Given task >>
Every entry must be given again exactly.

Data provided >>
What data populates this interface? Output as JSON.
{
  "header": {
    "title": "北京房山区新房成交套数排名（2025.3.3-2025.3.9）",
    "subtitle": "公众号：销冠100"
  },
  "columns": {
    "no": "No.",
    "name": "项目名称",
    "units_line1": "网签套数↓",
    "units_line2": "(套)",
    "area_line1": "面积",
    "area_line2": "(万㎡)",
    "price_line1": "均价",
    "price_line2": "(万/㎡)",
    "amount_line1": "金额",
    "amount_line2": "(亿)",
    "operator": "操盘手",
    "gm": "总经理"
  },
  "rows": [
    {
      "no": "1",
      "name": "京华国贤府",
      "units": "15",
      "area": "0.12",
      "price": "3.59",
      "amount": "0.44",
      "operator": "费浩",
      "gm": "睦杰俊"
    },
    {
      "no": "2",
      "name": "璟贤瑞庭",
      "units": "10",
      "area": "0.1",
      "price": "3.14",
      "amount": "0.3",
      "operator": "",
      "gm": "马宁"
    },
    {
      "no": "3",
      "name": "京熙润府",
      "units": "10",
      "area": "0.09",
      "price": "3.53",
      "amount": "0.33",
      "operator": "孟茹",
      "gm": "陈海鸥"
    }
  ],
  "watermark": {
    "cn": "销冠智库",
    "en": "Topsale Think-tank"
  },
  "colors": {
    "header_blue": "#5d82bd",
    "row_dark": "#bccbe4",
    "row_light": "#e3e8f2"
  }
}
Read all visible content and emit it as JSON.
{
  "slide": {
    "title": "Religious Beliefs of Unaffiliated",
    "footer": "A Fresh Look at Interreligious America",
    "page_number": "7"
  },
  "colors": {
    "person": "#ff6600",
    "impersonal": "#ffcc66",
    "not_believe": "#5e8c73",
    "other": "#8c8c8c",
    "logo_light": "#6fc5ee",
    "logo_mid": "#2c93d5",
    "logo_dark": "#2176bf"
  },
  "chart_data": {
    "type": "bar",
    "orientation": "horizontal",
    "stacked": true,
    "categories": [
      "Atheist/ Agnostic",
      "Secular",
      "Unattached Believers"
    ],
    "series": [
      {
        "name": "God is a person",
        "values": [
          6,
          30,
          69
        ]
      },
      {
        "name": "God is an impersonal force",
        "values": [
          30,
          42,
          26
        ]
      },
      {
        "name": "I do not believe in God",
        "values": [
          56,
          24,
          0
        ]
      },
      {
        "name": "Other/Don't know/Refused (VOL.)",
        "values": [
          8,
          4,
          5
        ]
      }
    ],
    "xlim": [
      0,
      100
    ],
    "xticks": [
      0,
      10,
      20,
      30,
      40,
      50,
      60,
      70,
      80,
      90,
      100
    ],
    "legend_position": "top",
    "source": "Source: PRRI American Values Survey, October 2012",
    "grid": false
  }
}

Task response >>
What data populates this interface? Output as JSON.
{
  "header": {
    "title": "北京房山区新房成交套数排名（2025.3.3-2025.3.9）",
    "subtitle": "公众号：销冠100"
  },
  "columns": {
    "no": "No.",
    "name": "项目名称",
    "units_line1": "网签套数↓",
    "units_line2": "(套)",
    "area_line1": "面积",
    "area_line2": "(万㎡)",
    "price_line1": "均价",
    "price_line2": "(万/㎡)",
    "amount_line1": "金额",
    "amount_line2": "(亿)",
    "operator": "操盘手",
    "gm": "总经理"
  },
  "rows": [
    {
      "no": "1",
      "name": "京华国贤府",
      "units": "15",
      "area": "0.12",
      "price": "3.59",
      "amount": "0.44",
      "operator": "费浩",
      "gm": "睦杰俊"
    },
    {
      "no": "2",
      "name": "璟贤瑞庭",
      "units": "10",
      "area": "0.1",
      "price": "3.14",
      "amount": "0.3",
      "operator": "",
      "gm": "马宁"
    },
    {
      "no": "3",
      "name": "京熙润府",
      "units": "10",
      "area": "0.09",
      "price": "3.53",
      "amount": "0.33",
      "operator": "孟茹",
      "gm": "陈海鸥"
    }
  ],
  "watermark": {
    "cn": "销冠智库",
    "en": "Topsale Think-tank"
  },
  "colors": {
    "header_blue": "#5d82bd",
    "row_dark": "#bccbe4",
    "row_light": "#e3e8f2"
  }
}
Read all visible content and emit it as JSON.
{
  "slide": {
    "title": "Religious Beliefs of Unaffiliated",
    "footer": "A Fresh Look at Interreligious America",
    "page_number": "7"
  },
  "colors": {
    "person": "#ff6600",
    "impersonal": "#ffcc66",
    "not_believe": "#5e8c73",
    "other": "#8c8c8c",
    "logo_light": "#6fc5ee",
    "logo_mid": "#2c93d5",
    "logo_dark": "#2176bf"
  },
  "chart_data": {
    "type": "bar",
    "orientation": "horizontal",
    "stacked": true,
    "categories": [
      "Atheist/ Agnostic",
      "Secular",
      "Unattached Believers"
    ],
    "series": [
      {
        "name": "God is a person",
        "values": [
          6,
          30,
          69
        ]
      },
      {
        "name": "God is an impersonal force",
        "values": [
          30,
          42,
          26
        ]
      },
      {
        "name": "I do not believe in God",
        "values": [
          56,
          24,
          0
        ]
      },
      {
        "name": "Other/Don't know/Refused (VOL.)",
        "values": [
          8,
          4,
          5
        ]
      }
    ],
    "xlim": [
      0,
      100
    ],
    "xticks": [
      0,
      10,
      20,
      30,
      40,
      50,
      60,
      70,
      80,
      90,
      100
    ],
    "legend_position": "top",
    "source": "Source: PRRI American Values Survey, October 2012",
    "grid": false
  }
}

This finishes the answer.